**STATED PROBLEM:**
Reproduce the entries below in full, word for word.

— begin —

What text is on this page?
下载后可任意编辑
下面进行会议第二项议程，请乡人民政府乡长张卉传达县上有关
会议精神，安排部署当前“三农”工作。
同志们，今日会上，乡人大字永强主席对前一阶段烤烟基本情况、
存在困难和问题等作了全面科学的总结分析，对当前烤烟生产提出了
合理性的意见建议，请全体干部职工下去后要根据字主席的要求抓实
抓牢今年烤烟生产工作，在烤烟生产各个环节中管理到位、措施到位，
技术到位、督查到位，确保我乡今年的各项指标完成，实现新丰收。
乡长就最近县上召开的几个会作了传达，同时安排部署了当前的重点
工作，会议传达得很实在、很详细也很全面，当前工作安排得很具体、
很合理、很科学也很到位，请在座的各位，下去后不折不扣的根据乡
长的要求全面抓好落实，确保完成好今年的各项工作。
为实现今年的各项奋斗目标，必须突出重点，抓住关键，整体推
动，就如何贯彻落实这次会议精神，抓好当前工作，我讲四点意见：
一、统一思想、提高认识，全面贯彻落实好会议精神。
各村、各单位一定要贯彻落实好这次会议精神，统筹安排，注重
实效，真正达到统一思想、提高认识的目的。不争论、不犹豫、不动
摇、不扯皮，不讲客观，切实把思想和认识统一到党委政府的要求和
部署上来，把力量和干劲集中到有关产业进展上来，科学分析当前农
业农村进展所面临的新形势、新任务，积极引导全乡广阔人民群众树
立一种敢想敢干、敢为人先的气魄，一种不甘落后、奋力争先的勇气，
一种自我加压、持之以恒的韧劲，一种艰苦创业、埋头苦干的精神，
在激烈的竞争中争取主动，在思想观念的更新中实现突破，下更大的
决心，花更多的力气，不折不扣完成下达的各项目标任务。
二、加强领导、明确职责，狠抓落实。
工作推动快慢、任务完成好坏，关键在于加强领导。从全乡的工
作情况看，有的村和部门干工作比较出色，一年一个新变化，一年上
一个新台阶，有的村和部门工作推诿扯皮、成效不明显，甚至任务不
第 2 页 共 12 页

— end —

**RESULT FOR THIS TASK:**
What text is on this page?
下载后可任意编辑
下面进行会议第二项议程，请乡人民政府乡长张卉传达县上有关
会议精神，安排部署当前“三农”工作。
同志们，今日会上，乡人大字永强主席对前一阶段烤烟基本情况、
存在困难和问题等作了全面科学的总结分析，对当前烤烟生产提出了
合理性的意见建议，请全体干部职工下去后要根据字主席的要求抓实
抓牢今年烤烟生产工作，在烤烟生产各个环节中管理到位、措施到位，
技术到位、督查到位，确保我乡今年的各项指标完成，实现新丰收。
乡长就最近县上召开的几个会作了传达，同时安排部署了当前的重点
工作，会议传达得很实在、很详细也很全面，当前工作安排得很具体、
很合理、很科学也很到位，请在座的各位，下去后不折不扣的根据乡
长的要求全面抓好落实，确保完成好今年的各项工作。
为实现今年的各项奋斗目标，必须突出重点，抓住关键，整体推
动，就如何贯彻落实这次会议精神，抓好当前工作，我讲四点意见：
一、统一思想、提高认识，全面贯彻落实好会议精神。
各村、各单位一定要贯彻落实好这次会议精神，统筹安排，注重
实效，真正达到统一思想、提高认识的目的。不争论、不犹豫、不动
摇、不扯皮，不讲客观，切实把思想和认识统一到党委政府的要求和
部署上来，把力量和干劲集中到有关产业进展上来，科学分析当前农
业农村进展所面临的新形势、新任务，积极引导全乡广阔人民群众树
立一种敢想敢干、敢为人先的气魄，一种不甘落后、奋力争先的勇气，
一种自我加压、持之以恒的韧劲，一种艰苦创业、埋头苦干的精神，
在激烈的竞争中争取主动，在思想观念的更新中实现突破，下更大的
决心，花更多的力气，不折不扣完成下达的各项目标任务。
二、加强领导、明确职责，狠抓落实。
工作推动快慢、任务完成好坏，关键在于加强领导。从全乡的工
作情况看，有的村和部门干工作比较出色，一年一个新变化，一年上
一个新台阶，有的村和部门工作推诿扯皮、成效不明显，甚至任务不
第 2 页 共 12 页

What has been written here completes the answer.